## EXERCISE AIM
Lay out the records as a Markdown table with the columns Row and Line, starting with the first line of the records and going on through the line that contains "tab-label: 书影: [54, 387, 63, 393]", both included. Number each row, and leave out blank lines.

## DATASET EXCERPTS

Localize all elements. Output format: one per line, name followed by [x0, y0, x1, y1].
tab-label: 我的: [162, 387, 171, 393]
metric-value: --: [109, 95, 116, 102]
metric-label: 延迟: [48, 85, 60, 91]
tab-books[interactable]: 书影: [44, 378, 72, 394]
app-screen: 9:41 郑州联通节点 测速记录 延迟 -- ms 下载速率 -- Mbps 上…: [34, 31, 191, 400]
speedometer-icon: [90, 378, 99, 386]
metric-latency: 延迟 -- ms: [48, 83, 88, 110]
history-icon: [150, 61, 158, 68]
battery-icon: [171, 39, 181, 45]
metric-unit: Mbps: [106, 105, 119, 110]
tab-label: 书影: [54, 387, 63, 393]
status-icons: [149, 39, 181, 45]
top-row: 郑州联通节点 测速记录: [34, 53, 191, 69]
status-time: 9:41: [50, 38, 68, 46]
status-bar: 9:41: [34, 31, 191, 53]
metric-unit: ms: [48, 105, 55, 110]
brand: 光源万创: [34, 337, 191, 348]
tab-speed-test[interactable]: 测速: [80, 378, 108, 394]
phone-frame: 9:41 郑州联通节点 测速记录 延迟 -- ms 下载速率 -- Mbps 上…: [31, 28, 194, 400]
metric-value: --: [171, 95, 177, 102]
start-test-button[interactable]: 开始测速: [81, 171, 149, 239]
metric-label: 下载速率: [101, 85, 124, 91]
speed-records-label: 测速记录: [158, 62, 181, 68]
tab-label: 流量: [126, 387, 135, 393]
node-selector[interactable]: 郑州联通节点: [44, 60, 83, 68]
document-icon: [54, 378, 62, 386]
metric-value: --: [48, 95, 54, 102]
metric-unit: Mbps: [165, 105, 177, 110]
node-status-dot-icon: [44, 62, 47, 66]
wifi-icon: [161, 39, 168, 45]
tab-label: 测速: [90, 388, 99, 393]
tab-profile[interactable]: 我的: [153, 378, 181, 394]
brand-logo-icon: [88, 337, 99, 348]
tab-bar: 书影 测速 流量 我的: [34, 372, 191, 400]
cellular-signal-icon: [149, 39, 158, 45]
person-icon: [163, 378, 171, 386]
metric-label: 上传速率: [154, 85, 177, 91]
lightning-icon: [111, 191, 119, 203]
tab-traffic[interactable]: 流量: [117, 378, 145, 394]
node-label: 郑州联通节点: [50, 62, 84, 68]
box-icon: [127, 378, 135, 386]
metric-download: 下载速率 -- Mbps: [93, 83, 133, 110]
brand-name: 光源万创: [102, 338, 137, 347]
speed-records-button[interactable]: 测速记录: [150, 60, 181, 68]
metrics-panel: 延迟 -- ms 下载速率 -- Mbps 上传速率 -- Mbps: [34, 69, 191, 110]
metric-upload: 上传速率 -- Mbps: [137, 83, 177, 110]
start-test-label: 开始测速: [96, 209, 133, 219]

## FULL OUTPUT
| Row | Line |
|---|---|
| 1 | Localize all elements. Output format: one per line, name followed by [x0, y0, x1, y1]. |
| 2 | tab-label: 我的: [162, 387, 171, 393] |
| 3 | metric-value: --: [109, 95, 116, 102] |
| 4 | metric-label: 延迟: [48, 85, 60, 91] |
| 5 | tab-books[interactable]: 书影: [44, 378, 72, 394] |
| 6 | app-screen: 9:41 郑州联通节点 测速记录 延迟 -- ms 下载速率 -- Mbps 上…: [34, 31, 191, 400] |
| 7 | speedometer-icon: [90, 378, 99, 386] |
| 8 | metric-latency: 延迟 -- ms: [48, 83, 88, 110] |
| 9 | history-icon: [150, 61, 158, 68] |
| 10 | battery-icon: [171, 39, 181, 45] |
| 11 | metric-unit: Mbps: [106, 105, 119, 110] |
| 12 | tab-label: 书影: [54, 387, 63, 393] |